— START OF SUPPLIED RECORDS —
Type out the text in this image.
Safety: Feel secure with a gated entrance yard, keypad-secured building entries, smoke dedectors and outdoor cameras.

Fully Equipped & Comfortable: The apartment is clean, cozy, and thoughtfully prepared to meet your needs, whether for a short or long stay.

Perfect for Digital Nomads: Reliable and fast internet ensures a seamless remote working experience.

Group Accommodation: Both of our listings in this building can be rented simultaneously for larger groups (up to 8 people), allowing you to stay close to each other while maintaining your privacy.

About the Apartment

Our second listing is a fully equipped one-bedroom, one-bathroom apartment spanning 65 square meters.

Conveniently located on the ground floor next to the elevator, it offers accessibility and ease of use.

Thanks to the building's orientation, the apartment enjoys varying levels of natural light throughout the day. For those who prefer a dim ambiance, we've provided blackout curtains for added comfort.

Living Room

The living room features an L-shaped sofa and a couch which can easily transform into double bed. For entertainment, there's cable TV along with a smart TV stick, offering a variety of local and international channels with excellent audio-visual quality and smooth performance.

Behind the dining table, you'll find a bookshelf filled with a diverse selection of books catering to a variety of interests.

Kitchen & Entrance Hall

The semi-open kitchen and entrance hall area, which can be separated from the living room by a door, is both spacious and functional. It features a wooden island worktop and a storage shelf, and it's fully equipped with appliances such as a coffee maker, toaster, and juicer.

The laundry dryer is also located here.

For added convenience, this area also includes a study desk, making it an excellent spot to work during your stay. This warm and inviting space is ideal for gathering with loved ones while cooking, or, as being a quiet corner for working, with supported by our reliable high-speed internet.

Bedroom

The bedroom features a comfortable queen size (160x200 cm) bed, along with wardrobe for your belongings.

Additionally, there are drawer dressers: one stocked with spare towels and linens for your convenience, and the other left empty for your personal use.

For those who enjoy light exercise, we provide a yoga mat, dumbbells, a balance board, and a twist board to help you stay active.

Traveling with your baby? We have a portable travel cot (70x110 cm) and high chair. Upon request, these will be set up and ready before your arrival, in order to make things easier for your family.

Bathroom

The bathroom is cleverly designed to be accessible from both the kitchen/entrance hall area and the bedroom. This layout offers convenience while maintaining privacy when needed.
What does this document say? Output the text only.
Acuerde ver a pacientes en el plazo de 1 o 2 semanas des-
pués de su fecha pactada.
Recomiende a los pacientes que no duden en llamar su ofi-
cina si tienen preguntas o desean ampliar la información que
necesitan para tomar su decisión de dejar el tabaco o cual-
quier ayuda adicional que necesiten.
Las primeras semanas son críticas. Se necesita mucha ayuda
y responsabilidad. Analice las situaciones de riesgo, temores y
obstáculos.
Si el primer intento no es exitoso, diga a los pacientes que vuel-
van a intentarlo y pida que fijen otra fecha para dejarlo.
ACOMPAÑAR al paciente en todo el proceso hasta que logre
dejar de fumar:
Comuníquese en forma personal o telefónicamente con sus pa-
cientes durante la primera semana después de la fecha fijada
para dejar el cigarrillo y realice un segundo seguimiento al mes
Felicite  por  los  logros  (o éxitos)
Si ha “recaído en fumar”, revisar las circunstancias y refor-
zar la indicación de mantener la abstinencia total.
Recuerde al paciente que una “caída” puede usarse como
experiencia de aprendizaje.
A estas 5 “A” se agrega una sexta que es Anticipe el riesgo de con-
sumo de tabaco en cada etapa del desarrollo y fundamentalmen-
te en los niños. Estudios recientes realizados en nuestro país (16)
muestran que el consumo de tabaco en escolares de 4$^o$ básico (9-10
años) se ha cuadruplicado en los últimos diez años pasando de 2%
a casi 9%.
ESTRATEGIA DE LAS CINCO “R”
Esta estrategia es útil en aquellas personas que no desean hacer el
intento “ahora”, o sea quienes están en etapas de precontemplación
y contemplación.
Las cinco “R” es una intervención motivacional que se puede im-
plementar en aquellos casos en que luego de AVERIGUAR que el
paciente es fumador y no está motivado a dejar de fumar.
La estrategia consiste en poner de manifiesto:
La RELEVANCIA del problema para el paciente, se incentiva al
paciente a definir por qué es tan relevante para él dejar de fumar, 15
— END OF SUPPLIED RECORDS —
— START OF SUPPLIED RECORDS —
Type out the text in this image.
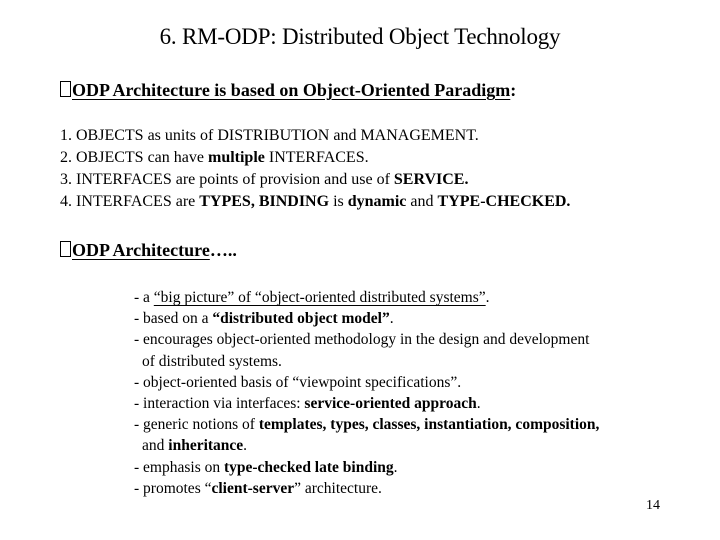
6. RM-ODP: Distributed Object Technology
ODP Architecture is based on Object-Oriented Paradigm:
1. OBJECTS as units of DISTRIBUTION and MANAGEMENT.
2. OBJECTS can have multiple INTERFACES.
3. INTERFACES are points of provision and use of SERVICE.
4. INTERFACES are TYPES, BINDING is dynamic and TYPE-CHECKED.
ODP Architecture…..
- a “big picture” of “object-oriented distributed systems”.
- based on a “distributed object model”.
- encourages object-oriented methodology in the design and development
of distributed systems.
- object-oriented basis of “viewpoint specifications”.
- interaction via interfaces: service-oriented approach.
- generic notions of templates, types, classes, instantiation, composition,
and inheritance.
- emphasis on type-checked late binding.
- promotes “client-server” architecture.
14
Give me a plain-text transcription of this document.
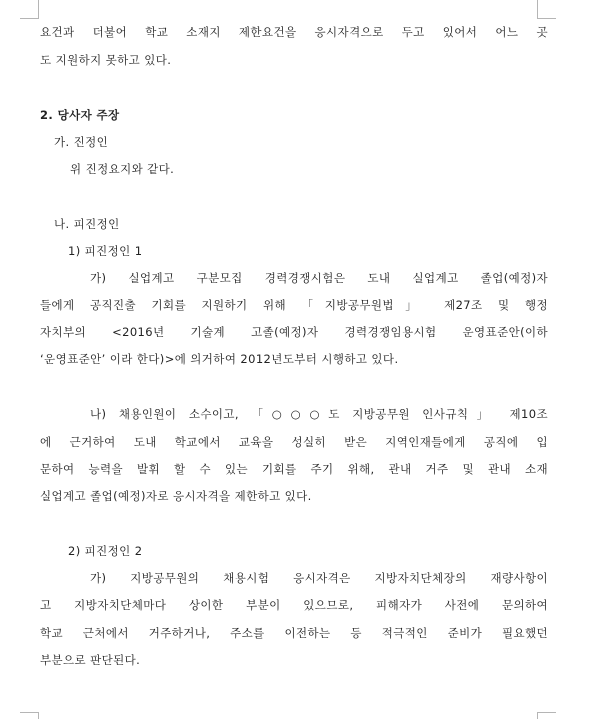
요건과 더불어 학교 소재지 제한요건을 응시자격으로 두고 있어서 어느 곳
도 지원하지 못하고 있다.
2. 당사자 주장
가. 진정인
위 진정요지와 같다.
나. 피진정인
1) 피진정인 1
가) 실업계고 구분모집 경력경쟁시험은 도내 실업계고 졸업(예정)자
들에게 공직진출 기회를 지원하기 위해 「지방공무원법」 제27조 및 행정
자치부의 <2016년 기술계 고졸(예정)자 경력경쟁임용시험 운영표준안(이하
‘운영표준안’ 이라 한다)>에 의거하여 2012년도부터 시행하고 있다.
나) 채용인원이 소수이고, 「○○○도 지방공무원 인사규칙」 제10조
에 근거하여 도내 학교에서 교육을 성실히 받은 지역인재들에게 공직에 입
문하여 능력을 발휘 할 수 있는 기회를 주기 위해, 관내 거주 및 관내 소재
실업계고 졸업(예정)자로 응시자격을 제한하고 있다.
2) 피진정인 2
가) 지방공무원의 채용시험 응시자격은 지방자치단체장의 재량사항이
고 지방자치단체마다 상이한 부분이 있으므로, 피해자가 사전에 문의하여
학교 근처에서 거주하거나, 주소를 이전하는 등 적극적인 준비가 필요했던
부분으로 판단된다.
— END OF SUPPLIED RECORDS —
SET PROBLEM
Copy all lines of the material above where the string "have" occurs.

ANSWER IN FULL
Traveling with your baby? We have a portable travel cot (70x110 cm) and high chair. Upon request, these will be set up and ready before your arrival, in order to make things easier for your family.
2. OBJECTS can have multiple INTERFACES.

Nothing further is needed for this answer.